_Exercise_.
Strip the pictures and reproduce the rest of the listing exactly.
%%
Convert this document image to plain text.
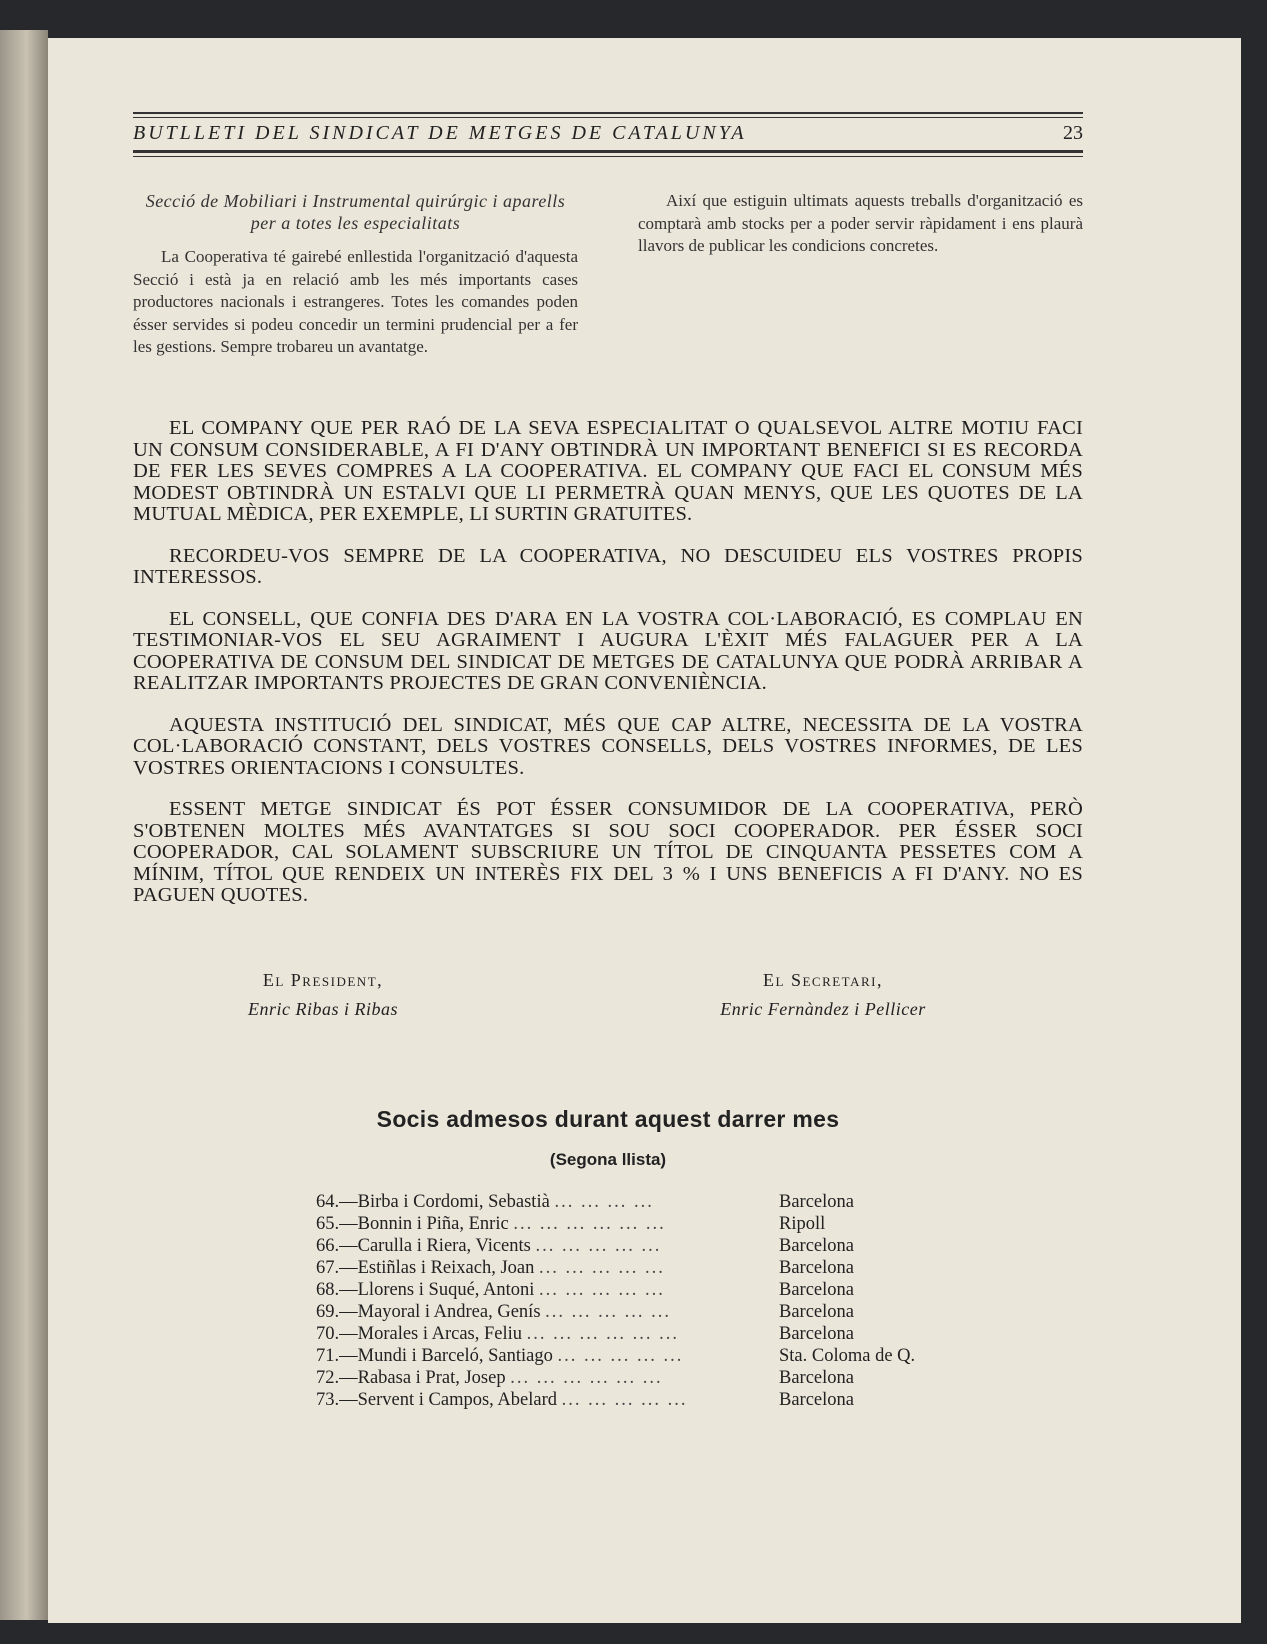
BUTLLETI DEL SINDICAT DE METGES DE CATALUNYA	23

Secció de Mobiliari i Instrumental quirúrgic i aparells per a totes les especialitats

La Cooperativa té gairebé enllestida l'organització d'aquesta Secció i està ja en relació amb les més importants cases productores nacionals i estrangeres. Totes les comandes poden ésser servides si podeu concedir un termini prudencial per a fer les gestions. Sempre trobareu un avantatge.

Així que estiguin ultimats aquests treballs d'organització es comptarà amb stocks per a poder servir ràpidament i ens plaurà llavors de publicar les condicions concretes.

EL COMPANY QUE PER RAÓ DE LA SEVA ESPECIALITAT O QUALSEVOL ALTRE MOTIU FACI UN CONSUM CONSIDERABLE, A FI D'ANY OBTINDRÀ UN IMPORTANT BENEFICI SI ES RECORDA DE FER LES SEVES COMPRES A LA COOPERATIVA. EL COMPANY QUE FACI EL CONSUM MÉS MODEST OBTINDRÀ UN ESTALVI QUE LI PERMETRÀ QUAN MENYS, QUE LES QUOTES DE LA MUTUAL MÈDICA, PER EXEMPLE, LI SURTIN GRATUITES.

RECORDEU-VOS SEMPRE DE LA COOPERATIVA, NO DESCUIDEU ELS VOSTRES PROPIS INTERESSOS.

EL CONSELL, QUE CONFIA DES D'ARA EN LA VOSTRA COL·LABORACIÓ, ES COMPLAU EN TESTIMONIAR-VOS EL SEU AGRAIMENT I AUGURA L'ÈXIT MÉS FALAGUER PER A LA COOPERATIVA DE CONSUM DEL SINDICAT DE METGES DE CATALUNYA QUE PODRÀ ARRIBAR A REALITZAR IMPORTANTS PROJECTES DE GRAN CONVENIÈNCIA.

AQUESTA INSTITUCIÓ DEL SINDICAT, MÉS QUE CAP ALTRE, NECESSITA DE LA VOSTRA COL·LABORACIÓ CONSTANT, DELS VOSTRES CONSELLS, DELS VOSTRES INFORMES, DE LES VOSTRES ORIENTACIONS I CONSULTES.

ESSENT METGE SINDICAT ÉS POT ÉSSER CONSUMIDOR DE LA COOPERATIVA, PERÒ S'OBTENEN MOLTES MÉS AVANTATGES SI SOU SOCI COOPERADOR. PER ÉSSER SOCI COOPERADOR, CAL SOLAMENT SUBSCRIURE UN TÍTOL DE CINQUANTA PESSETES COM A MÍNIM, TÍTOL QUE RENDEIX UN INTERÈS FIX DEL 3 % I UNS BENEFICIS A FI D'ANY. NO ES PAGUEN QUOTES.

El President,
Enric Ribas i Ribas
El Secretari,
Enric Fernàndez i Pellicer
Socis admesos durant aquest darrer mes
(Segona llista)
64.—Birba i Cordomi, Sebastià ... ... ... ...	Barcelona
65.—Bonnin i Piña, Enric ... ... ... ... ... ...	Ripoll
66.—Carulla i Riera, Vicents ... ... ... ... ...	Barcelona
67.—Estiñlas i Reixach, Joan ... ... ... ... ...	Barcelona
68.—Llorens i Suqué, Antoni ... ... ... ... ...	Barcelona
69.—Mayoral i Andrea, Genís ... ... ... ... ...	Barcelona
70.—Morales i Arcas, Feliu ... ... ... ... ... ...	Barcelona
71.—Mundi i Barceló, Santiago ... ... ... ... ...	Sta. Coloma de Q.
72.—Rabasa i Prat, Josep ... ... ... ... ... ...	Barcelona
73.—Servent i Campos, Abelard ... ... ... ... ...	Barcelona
%%
_Output_.
Convert this document image to plain text.
BUTLLETI DEL SINDICAT DE METGES DE CATALUNYA	23

Secció de Mobiliari i Instrumental quirúrgic i aparells per a totes les especialitats

La Cooperativa té gairebé enllestida l'organització d'aquesta Secció i està ja en relació amb les més importants cases productores nacionals i estrangeres. Totes les comandes poden ésser servides si podeu concedir un termini prudencial per a fer les gestions. Sempre trobareu un avantatge.

Així que estiguin ultimats aquests treballs d'organització es comptarà amb stocks per a poder servir ràpidament i ens plaurà llavors de publicar les condicions concretes.

EL COMPANY QUE PER RAÓ DE LA SEVA ESPECIALITAT O QUALSEVOL ALTRE MOTIU FACI UN CONSUM CONSIDERABLE, A FI D'ANY OBTINDRÀ UN IMPORTANT BENEFICI SI ES RECORDA DE FER LES SEVES COMPRES A LA COOPERATIVA. EL COMPANY QUE FACI EL CONSUM MÉS MODEST OBTINDRÀ UN ESTALVI QUE LI PERMETRÀ QUAN MENYS, QUE LES QUOTES DE LA MUTUAL MÈDICA, PER EXEMPLE, LI SURTIN GRATUITES.

RECORDEU-VOS SEMPRE DE LA COOPERATIVA, NO DESCUIDEU ELS VOSTRES PROPIS INTERESSOS.

EL CONSELL, QUE CONFIA DES D'ARA EN LA VOSTRA COL·LABORACIÓ, ES COMPLAU EN TESTIMONIAR-VOS EL SEU AGRAIMENT I AUGURA L'ÈXIT MÉS FALAGUER PER A LA COOPERATIVA DE CONSUM DEL SINDICAT DE METGES DE CATALUNYA QUE PODRÀ ARRIBAR A REALITZAR IMPORTANTS PROJECTES DE GRAN CONVENIÈNCIA.

AQUESTA INSTITUCIÓ DEL SINDICAT, MÉS QUE CAP ALTRE, NECESSITA DE LA VOSTRA COL·LABORACIÓ CONSTANT, DELS VOSTRES CONSELLS, DELS VOSTRES INFORMES, DE LES VOSTRES ORIENTACIONS I CONSULTES.

ESSENT METGE SINDICAT ÉS POT ÉSSER CONSUMIDOR DE LA COOPERATIVA, PERÒ S'OBTENEN MOLTES MÉS AVANTATGES SI SOU SOCI COOPERADOR. PER ÉSSER SOCI COOPERADOR, CAL SOLAMENT SUBSCRIURE UN TÍTOL DE CINQUANTA PESSETES COM A MÍNIM, TÍTOL QUE RENDEIX UN INTERÈS FIX DEL 3 % I UNS BENEFICIS A FI D'ANY. NO ES PAGUEN QUOTES.

El President,
Enric Ribas i Ribas
El Secretari,
Enric Fernàndez i Pellicer
Socis admesos durant aquest darrer mes
(Segona llista)
64.—Birba i Cordomi, Sebastià ... ... ... ...	Barcelona
65.—Bonnin i Piña, Enric ... ... ... ... ... ...	Ripoll
66.—Carulla i Riera, Vicents ... ... ... ... ...	Barcelona
67.—Estiñlas i Reixach, Joan ... ... ... ... ...	Barcelona
68.—Llorens i Suqué, Antoni ... ... ... ... ...	Barcelona
69.—Mayoral i Andrea, Genís ... ... ... ... ...	Barcelona
70.—Morales i Arcas, Feliu ... ... ... ... ... ...	Barcelona
71.—Mundi i Barceló, Santiago ... ... ... ... ...	Sta. Coloma de Q.
72.—Rabasa i Prat, Josep ... ... ... ... ... ...	Barcelona
73.—Servent i Campos, Abelard ... ... ... ... ...	Barcelona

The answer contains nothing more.